## What the exercise asks
Rewrite every line of the records below, switching "bbox" to "bounding box" and leaving everything else unchanged.

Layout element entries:
##########

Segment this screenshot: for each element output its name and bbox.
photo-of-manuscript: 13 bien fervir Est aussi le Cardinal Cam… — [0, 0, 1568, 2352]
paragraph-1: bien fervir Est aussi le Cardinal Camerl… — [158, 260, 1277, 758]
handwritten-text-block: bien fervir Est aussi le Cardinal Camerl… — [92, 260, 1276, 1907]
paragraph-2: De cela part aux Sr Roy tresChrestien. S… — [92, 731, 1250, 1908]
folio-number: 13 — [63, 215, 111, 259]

##########

## Completed task
Segment this screenshot: for each element output its name and bounding box.
photo-of-manuscript: 13 bien fervir Est aussi le Cardinal Cam… — [0, 0, 1568, 2352]
paragraph-1: bien fervir Est aussi le Cardinal Camerl… — [158, 260, 1277, 758]
handwritten-text-block: bien fervir Est aussi le Cardinal Camerl… — [92, 260, 1276, 1907]
paragraph-2: De cela part aux Sr Roy tresChrestien. S… — [92, 731, 1250, 1908]
folio-number: 13 — [63, 215, 111, 259]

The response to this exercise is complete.